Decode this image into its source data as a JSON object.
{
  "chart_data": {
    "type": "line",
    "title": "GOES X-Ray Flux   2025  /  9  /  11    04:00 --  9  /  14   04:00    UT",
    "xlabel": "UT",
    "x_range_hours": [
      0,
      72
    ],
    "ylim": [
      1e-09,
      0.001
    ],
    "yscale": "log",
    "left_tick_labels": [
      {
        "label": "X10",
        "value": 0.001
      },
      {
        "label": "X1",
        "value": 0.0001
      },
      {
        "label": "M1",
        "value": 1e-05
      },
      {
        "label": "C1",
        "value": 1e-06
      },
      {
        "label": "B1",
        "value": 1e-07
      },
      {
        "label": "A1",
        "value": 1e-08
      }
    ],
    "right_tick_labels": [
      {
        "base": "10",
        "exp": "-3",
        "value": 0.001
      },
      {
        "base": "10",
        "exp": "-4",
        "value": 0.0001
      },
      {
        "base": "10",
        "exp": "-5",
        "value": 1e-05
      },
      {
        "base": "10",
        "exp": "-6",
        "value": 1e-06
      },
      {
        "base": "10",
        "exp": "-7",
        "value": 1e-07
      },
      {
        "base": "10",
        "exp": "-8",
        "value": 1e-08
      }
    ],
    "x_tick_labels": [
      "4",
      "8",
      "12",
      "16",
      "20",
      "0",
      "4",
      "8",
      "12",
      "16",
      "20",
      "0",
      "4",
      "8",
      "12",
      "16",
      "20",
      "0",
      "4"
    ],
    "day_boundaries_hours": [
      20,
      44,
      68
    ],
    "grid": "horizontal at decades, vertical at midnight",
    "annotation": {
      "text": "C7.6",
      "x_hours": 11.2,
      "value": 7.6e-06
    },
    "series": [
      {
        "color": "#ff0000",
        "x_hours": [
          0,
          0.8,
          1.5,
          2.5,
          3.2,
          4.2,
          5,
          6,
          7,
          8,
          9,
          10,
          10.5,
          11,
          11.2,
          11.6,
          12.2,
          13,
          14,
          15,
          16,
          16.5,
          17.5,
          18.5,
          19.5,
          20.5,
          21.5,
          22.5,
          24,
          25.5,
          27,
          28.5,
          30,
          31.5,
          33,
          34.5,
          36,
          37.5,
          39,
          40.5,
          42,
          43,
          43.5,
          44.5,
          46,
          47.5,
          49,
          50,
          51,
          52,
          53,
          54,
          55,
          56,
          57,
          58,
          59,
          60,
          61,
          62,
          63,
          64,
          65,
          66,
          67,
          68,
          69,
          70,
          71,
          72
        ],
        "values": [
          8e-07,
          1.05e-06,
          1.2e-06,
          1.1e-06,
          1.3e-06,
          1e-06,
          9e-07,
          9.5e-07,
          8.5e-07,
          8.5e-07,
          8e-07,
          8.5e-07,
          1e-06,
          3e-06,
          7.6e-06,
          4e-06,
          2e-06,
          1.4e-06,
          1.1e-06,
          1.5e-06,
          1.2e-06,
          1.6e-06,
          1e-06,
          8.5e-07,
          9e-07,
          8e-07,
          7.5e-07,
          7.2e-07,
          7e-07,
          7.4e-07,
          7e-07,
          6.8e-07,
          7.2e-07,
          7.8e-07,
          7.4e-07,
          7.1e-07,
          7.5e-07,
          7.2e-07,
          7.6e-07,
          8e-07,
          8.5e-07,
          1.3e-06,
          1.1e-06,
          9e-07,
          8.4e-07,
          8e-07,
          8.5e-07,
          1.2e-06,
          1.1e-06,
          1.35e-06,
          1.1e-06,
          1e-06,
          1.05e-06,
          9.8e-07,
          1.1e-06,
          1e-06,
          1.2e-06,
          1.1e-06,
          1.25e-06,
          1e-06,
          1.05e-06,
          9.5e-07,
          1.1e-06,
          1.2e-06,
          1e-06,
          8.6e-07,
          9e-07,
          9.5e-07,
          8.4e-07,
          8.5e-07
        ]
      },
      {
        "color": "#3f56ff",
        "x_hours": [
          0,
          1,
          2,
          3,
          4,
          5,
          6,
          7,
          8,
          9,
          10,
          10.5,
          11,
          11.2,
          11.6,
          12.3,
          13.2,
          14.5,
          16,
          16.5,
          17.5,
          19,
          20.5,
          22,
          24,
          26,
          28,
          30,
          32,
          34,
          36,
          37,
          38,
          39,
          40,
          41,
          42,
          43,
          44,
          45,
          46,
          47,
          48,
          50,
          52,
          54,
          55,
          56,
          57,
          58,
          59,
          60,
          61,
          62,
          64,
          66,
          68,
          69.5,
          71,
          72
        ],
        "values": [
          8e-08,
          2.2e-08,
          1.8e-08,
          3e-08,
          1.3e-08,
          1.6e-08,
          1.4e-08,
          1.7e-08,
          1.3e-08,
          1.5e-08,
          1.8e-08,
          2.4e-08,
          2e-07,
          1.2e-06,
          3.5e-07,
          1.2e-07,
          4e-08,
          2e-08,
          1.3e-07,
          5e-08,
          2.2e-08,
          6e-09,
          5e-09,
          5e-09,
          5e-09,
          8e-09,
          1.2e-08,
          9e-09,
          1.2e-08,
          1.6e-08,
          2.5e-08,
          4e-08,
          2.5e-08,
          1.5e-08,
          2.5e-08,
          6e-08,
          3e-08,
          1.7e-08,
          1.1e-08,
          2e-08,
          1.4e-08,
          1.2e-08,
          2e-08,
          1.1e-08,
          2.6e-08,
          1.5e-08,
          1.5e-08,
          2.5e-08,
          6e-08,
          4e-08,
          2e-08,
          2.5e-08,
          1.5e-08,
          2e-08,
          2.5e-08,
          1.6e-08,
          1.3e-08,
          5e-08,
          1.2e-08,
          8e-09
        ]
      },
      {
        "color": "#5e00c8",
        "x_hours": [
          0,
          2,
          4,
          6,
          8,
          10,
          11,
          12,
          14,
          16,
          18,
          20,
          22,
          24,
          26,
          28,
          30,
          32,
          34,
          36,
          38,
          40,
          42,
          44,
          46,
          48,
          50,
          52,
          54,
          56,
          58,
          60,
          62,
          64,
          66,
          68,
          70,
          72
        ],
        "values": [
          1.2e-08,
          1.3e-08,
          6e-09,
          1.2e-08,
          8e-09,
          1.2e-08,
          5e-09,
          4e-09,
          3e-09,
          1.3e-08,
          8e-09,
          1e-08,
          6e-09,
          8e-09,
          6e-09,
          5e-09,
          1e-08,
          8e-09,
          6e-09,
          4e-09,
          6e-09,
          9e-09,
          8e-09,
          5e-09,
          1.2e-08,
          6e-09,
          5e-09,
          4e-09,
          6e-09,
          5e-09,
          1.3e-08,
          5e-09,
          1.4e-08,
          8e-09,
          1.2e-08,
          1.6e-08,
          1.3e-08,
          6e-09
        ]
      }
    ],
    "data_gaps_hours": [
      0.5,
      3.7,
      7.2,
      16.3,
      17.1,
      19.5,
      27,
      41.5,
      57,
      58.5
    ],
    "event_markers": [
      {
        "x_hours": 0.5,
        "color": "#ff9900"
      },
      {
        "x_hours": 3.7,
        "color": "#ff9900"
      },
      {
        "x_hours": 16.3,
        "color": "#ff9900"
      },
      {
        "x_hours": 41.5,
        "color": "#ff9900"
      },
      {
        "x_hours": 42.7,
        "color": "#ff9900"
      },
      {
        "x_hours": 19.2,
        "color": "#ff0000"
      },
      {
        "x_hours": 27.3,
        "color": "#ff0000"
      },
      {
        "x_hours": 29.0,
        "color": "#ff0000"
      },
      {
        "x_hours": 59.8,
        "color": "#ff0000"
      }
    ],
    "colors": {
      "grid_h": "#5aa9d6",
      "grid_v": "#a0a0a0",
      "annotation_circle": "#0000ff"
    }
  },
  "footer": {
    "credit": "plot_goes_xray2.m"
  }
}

-=-=-

# PROBLEM REQUIREMENTS
Quote all the records. Keep every word exact.

# TASK RESPONSE
Decode this image into its source data as a JSON object.
{
  "chart_data": {
    "type": "line",
    "title": "GOES X-Ray Flux   2025  /  9  /  11    04:00 --  9  /  14   04:00    UT",
    "xlabel": "UT",
    "x_range_hours": [
      0,
      72
    ],
    "ylim": [
      1e-09,
      0.001
    ],
    "yscale": "log",
    "left_tick_labels": [
      {
        "label": "X10",
        "value": 0.001
      },
      {
        "label": "X1",
        "value": 0.0001
      },
      {
        "label": "M1",
        "value": 1e-05
      },
      {
        "label": "C1",
        "value": 1e-06
      },
      {
        "label": "B1",
        "value": 1e-07
      },
      {
        "label": "A1",
        "value": 1e-08
      }
    ],
    "right_tick_labels": [
      {
        "base": "10",
        "exp": "-3",
        "value": 0.001
      },
      {
        "base": "10",
        "exp": "-4",
        "value": 0.0001
      },
      {
        "base": "10",
        "exp": "-5",
        "value": 1e-05
      },
      {
        "base": "10",
        "exp": "-6",
        "value": 1e-06
      },
      {
        "base": "10",
        "exp": "-7",
        "value": 1e-07
      },
      {
        "base": "10",
        "exp": "-8",
        "value": 1e-08
      }
    ],
    "x_tick_labels": [
      "4",
      "8",
      "12",
      "16",
      "20",
      "0",
      "4",
      "8",
      "12",
      "16",
      "20",
      "0",
      "4",
      "8",
      "12",
      "16",
      "20",
      "0",
      "4"
    ],
    "day_boundaries_hours": [
      20,
      44,
      68
    ],
    "grid": "horizontal at decades, vertical at midnight",
    "annotation": {
      "text": "C7.6",
      "x_hours": 11.2,
      "value": 7.6e-06
    },
    "series": [
      {
        "color": "#ff0000",
        "x_hours": [
          0,
          0.8,
          1.5,
          2.5,
          3.2,
          4.2,
          5,
          6,
          7,
          8,
          9,
          10,
          10.5,
          11,
          11.2,
          11.6,
          12.2,
          13,
          14,
          15,
          16,
          16.5,
          17.5,
          18.5,
          19.5,
          20.5,
          21.5,
          22.5,
          24,
          25.5,
          27,
          28.5,
          30,
          31.5,
          33,
          34.5,
          36,
          37.5,
          39,
          40.5,
          42,
          43,
          43.5,
          44.5,
          46,
          47.5,
          49,
          50,
          51,
          52,
          53,
          54,
          55,
          56,
          57,
          58,
          59,
          60,
          61,
          62,
          63,
          64,
          65,
          66,
          67,
          68,
          69,
          70,
          71,
          72
        ],
        "values": [
          8e-07,
          1.05e-06,
          1.2e-06,
          1.1e-06,
          1.3e-06,
          1e-06,
          9e-07,
          9.5e-07,
          8.5e-07,
          8.5e-07,
          8e-07,
          8.5e-07,
          1e-06,
          3e-06,
          7.6e-06,
          4e-06,
          2e-06,
          1.4e-06,
          1.1e-06,
          1.5e-06,
          1.2e-06,
          1.6e-06,
          1e-06,
          8.5e-07,
          9e-07,
          8e-07,
          7.5e-07,
          7.2e-07,
          7e-07,
          7.4e-07,
          7e-07,
          6.8e-07,
          7.2e-07,
          7.8e-07,
          7.4e-07,
          7.1e-07,
          7.5e-07,
          7.2e-07,
          7.6e-07,
          8e-07,
          8.5e-07,
          1.3e-06,
          1.1e-06,
          9e-07,
          8.4e-07,
          8e-07,
          8.5e-07,
          1.2e-06,
          1.1e-06,
          1.35e-06,
          1.1e-06,
          1e-06,
          1.05e-06,
          9.8e-07,
          1.1e-06,
          1e-06,
          1.2e-06,
          1.1e-06,
          1.25e-06,
          1e-06,
          1.05e-06,
          9.5e-07,
          1.1e-06,
          1.2e-06,
          1e-06,
          8.6e-07,
          9e-07,
          9.5e-07,
          8.4e-07,
          8.5e-07
        ]
      },
      {
        "color": "#3f56ff",
        "x_hours": [
          0,
          1,
          2,
          3,
          4,
          5,
          6,
          7,
          8,
          9,
          10,
          10.5,
          11,
          11.2,
          11.6,
          12.3,
          13.2,
          14.5,
          16,
          16.5,
          17.5,
          19,
          20.5,
          22,
          24,
          26,
          28,
          30,
          32,
          34,
          36,
          37,
          38,
          39,
          40,
          41,
          42,
          43,
          44,
          45,
          46,
          47,
          48,
          50,
          52,
          54,
          55,
          56,
          57,
          58,
          59,
          60,
          61,
          62,
          64,
          66,
          68,
          69.5,
          71,
          72
        ],
        "values": [
          8e-08,
          2.2e-08,
          1.8e-08,
          3e-08,
          1.3e-08,
          1.6e-08,
          1.4e-08,
          1.7e-08,
          1.3e-08,
          1.5e-08,
          1.8e-08,
          2.4e-08,
          2e-07,
          1.2e-06,
          3.5e-07,
          1.2e-07,
          4e-08,
          2e-08,
          1.3e-07,
          5e-08,
          2.2e-08,
          6e-09,
          5e-09,
          5e-09,
          5e-09,
          8e-09,
          1.2e-08,
          9e-09,
          1.2e-08,
          1.6e-08,
          2.5e-08,
          4e-08,
          2.5e-08,
          1.5e-08,
          2.5e-08,
          6e-08,
          3e-08,
          1.7e-08,
          1.1e-08,
          2e-08,
          1.4e-08,
          1.2e-08,
          2e-08,
          1.1e-08,
          2.6e-08,
          1.5e-08,
          1.5e-08,
          2.5e-08,
          6e-08,
          4e-08,
          2e-08,
          2.5e-08,
          1.5e-08,
          2e-08,
          2.5e-08,
          1.6e-08,
          1.3e-08,
          5e-08,
          1.2e-08,
          8e-09
        ]
      },
      {
        "color": "#5e00c8",
        "x_hours": [
          0,
          2,
          4,
          6,
          8,
          10,
          11,
          12,
          14,
          16,
          18,
          20,
          22,
          24,
          26,
          28,
          30,
          32,
          34,
          36,
          38,
          40,
          42,
          44,
          46,
          48,
          50,
          52,
          54,
          56,
          58,
          60,
          62,
          64,
          66,
          68,
          70,
          72
        ],
        "values": [
          1.2e-08,
          1.3e-08,
          6e-09,
          1.2e-08,
          8e-09,
          1.2e-08,
          5e-09,
          4e-09,
          3e-09,
          1.3e-08,
          8e-09,
          1e-08,
          6e-09,
          8e-09,
          6e-09,
          5e-09,
          1e-08,
          8e-09,
          6e-09,
          4e-09,
          6e-09,
          9e-09,
          8e-09,
          5e-09,
          1.2e-08,
          6e-09,
          5e-09,
          4e-09,
          6e-09,
          5e-09,
          1.3e-08,
          5e-09,
          1.4e-08,
          8e-09,
          1.2e-08,
          1.6e-08,
          1.3e-08,
          6e-09
        ]
      }
    ],
    "data_gaps_hours": [
      0.5,
      3.7,
      7.2,
      16.3,
      17.1,
      19.5,
      27,
      41.5,
      57,
      58.5
    ],
    "event_markers": [
      {
        "x_hours": 0.5,
        "color": "#ff9900"
      },
      {
        "x_hours": 3.7,
        "color": "#ff9900"
      },
      {
        "x_hours": 16.3,
        "color": "#ff9900"
      },
      {
        "x_hours": 41.5,
        "color": "#ff9900"
      },
      {
        "x_hours": 42.7,
        "color": "#ff9900"
      },
      {
        "x_hours": 19.2,
        "color": "#ff0000"
      },
      {
        "x_hours": 27.3,
        "color": "#ff0000"
      },
      {
        "x_hours": 29.0,
        "color": "#ff0000"
      },
      {
        "x_hours": 59.8,
        "color": "#ff0000"
      }
    ],
    "colors": {
      "grid_h": "#5aa9d6",
      "grid_v": "#a0a0a0",
      "annotation_circle": "#0000ff"
    }
  },
  "footer": {
    "credit": "plot_goes_xray2.m"
  }
}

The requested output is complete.